Set task -
Reproduce all of the data exactly, with no line skipped.

— start Data extract —

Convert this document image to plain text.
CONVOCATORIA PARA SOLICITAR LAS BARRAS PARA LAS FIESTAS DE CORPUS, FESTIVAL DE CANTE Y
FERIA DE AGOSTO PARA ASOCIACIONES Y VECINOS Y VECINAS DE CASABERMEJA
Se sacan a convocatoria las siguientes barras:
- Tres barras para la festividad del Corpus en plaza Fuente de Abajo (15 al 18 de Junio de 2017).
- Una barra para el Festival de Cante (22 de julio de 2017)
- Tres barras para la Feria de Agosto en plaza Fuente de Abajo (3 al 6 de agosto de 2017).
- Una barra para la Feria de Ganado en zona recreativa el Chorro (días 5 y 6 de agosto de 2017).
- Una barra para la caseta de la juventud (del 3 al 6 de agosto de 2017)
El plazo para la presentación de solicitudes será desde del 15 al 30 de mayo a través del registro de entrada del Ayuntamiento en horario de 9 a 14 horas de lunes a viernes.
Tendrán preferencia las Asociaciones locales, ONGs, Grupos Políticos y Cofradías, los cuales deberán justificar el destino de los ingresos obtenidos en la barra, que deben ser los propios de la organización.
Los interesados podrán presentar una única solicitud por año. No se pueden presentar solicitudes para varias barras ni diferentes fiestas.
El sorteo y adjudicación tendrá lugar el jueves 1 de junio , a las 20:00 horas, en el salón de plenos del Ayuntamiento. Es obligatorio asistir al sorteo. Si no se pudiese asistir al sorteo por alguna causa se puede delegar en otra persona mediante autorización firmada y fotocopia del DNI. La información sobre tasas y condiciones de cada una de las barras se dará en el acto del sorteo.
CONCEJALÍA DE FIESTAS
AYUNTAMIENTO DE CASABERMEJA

— end Data extract —

Reply to the task -
Convert this document image to plain text.
CONVOCATORIA PARA SOLICITAR LAS BARRAS PARA LAS FIESTAS DE CORPUS, FESTIVAL DE CANTE Y
FERIA DE AGOSTO PARA ASOCIACIONES Y VECINOS Y VECINAS DE CASABERMEJA
Se sacan a convocatoria las siguientes barras:
- Tres barras para la festividad del Corpus en plaza Fuente de Abajo (15 al 18 de Junio de 2017).
- Una barra para el Festival de Cante (22 de julio de 2017)
- Tres barras para la Feria de Agosto en plaza Fuente de Abajo (3 al 6 de agosto de 2017).
- Una barra para la Feria de Ganado en zona recreativa el Chorro (días 5 y 6 de agosto de 2017).
- Una barra para la caseta de la juventud (del 3 al 6 de agosto de 2017)
El plazo para la presentación de solicitudes será desde del 15 al 30 de mayo a través del registro de entrada del Ayuntamiento en horario de 9 a 14 horas de lunes a viernes.
Tendrán preferencia las Asociaciones locales, ONGs, Grupos Políticos y Cofradías, los cuales deberán justificar el destino de los ingresos obtenidos en la barra, que deben ser los propios de la organización.
Los interesados podrán presentar una única solicitud por año. No se pueden presentar solicitudes para varias barras ni diferentes fiestas.
El sorteo y adjudicación tendrá lugar el jueves 1 de junio , a las 20:00 horas, en el salón de plenos del Ayuntamiento. Es obligatorio asistir al sorteo. Si no se pudiese asistir al sorteo por alguna causa se puede delegar en otra persona mediante autorización firmada y fotocopia del DNI. La información sobre tasas y condiciones de cada una de las barras se dará en el acto del sorteo.
CONCEJALÍA DE FIESTAS
AYUNTAMIENTO DE CASABERMEJA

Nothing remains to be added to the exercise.